● **Texte**:
Rappelons aussi, parmi les derniers épisodes de la session dans la chambre des communes, un acte caractéristique pour l’histoire des mœurs parlementaires. On sait peut-être que, lorsque les communes sont sommées par l’huissier le la verge noire à se rendre en séance royale dans la chambres des lords, les honorables membres, suivant une antique et peu solennelle coutume, se jettent, se poussent derrière le speaker, qui s’avance jusqu’à la barre de la chambre haute, comme une troupe d’écoliers en récréation. Le besoin d’une meilleure tenue se faisant enfin sentir, on a nommé un comité pour aviser aux moyens de la régler ; lord John Russell est venu proposer que désormais, toutes les fois qu’il y aurait séance royale, la chambre, au lieu de répondre tout entière à la semonce et de faire invasion chez les lords, se contenterait de choisir au scrutin ceux de ses membres qui, avec les ministres tirés de son sein, seraient chargés de la représenter. La députation devrait marcher sur quatre de front, et le sergent d’armes aurait pleins pouvoirs pour mettre la main sur quiconque romprait les rangs. À la discussion, la mesure a paru quelque peu sévère, et il a été convenu qu’on s’en rapporterait, pour l’appliquer au sentiment des convenances : nous verrons si le naturel se corrigera plus vite en cette matière d’étiquette qu’en des matières plus sérieuses.

● **Relevé**:
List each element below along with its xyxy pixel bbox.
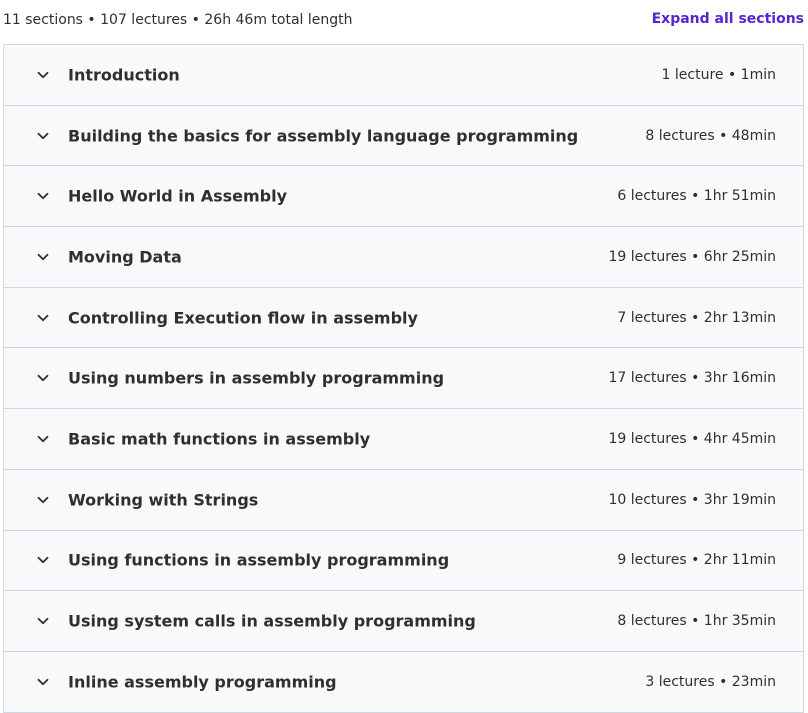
- section-title: Controlling Execution flow in assembly: [68, 308, 418, 328]
- section-title: Moving Data: [68, 247, 182, 267]
- chevron-down-icon: [36, 675, 50, 689]
- section-lecture-count-duration: 19 lectures • 6hr 25min: [608, 248, 776, 265]
- chevron-down-icon: [36, 129, 50, 143]
- chevron-down-icon: [36, 614, 50, 628]
- section-title: Using system calls in assembly programmi…: [68, 611, 476, 631]
- section-lecture-count-duration: 6 lectures • 1hr 51min: [617, 188, 776, 205]
- section-title: Basic math functions in assembly: [68, 429, 371, 449]
- section-title: Using functions in assembly programming: [68, 550, 450, 570]
- section-title: Hello World in Assembly: [68, 186, 288, 206]
- section-row[interactable]: Building the basics for assembly languag…: [4, 105, 803, 167]
- course-stats: 11 sections • 107 lectures • 26h 46m tot…: [3, 12, 353, 28]
- chevron-down-icon: [36, 189, 50, 203]
- section-row[interactable]: Basic math functions in assembly 19 lect…: [4, 409, 803, 470]
- section-lecture-count-duration: 17 lectures • 3hr 16min: [608, 370, 776, 387]
- chevron-down-icon: [36, 493, 50, 507]
- section-row[interactable]: Controlling Execution flow in assembly 7…: [4, 287, 803, 349]
- section-row[interactable]: Hello World in Assembly 6 lectures • 1hr…: [4, 166, 803, 228]
- section-lecture-count-duration: 9 lectures • 2hr 11min: [617, 552, 776, 569]
- section-row[interactable]: Inline assembly programming 3 lectures •…: [4, 651, 803, 713]
- section-lecture-count-duration: 1 lecture • 1min: [661, 66, 776, 83]
- section-list: Introduction 1 lecture • 1min Building t…: [3, 44, 804, 713]
- section-row[interactable]: Introduction 1 lecture • 1min: [4, 45, 803, 106]
- section-row[interactable]: Using system calls in assembly programmi…: [4, 591, 803, 652]
- chevron-down-icon: [36, 371, 50, 385]
- section-lecture-count-duration: 7 lectures • 2hr 13min: [617, 309, 776, 326]
- section-row[interactable]: Using functions in assembly programming …: [4, 530, 803, 592]
- section-title: Building the basics for assembly languag…: [68, 126, 579, 146]
- section-lecture-count-duration: 8 lectures • 48min: [645, 127, 776, 144]
- section-row[interactable]: Using numbers in assembly programming 17…: [4, 348, 803, 410]
- section-title: Working with Strings: [68, 490, 259, 510]
- chevron-down-icon: [36, 311, 50, 325]
- chevron-down-icon: [36, 68, 50, 82]
- section-lecture-count-duration: 3 lectures • 23min: [645, 673, 776, 690]
- course-content-summary: 11 sections • 107 lectures • 26h 46m tot…: [0, 0, 808, 44]
- section-title: Introduction: [68, 65, 180, 85]
- section-title: Inline assembly programming: [68, 672, 337, 692]
- section-lecture-count-duration: 10 lectures • 3hr 19min: [608, 491, 776, 508]
- section-lecture-count-duration: 8 lectures • 1hr 35min: [617, 613, 776, 630]
- expand-all-sections-button[interactable]: Expand all sections: [652, 11, 804, 27]
- section-title: Using numbers in assembly programming: [68, 368, 445, 388]
- chevron-down-icon: [36, 432, 50, 446]
- chevron-down-icon: [36, 250, 50, 264]
- section-lecture-count-duration: 19 lectures • 4hr 45min: [608, 430, 776, 447]
- chevron-down-icon: [36, 553, 50, 567]
- section-row[interactable]: Working with Strings 10 lectures • 3hr 1…: [4, 469, 803, 531]
- section-row[interactable]: Moving Data 19 lectures • 6hr 25min: [4, 227, 803, 288]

● **Travail demandé**:
**1.** Dans le texte sur la séance royale, énumérez les dispositions que comportait la proposition de lord John Russell.
**2.** Poursuivez le texte sur l'étiquette parlementaire à partir de sa dernière phrase.

● **Réponses**:
**1.**
- Lors de chaque séance royale, la chambre ne répondrait plus tout entière à la semonce.
- Elle choisirait au scrutin ceux de ses membres qui, avec les ministres tirés de son sein, seraient chargés de la représenter.
- La députation marcherait sur quatre de front.
- Le sergent d'armes aurait pleins pouvoirs pour mettre la main sur quiconque romprait les rangs.

**2.**
Les interpellations, qui troublent quelquefois si fort à contretemps la suite des travaux parlementaires, en couvrent aussi cependant les défaillances. Les interpellations se sont succédé coup sur coup dans les dernière séances des communes ; elles se rapportaient principalement à la politique extérieure et à la situation de l’Italie.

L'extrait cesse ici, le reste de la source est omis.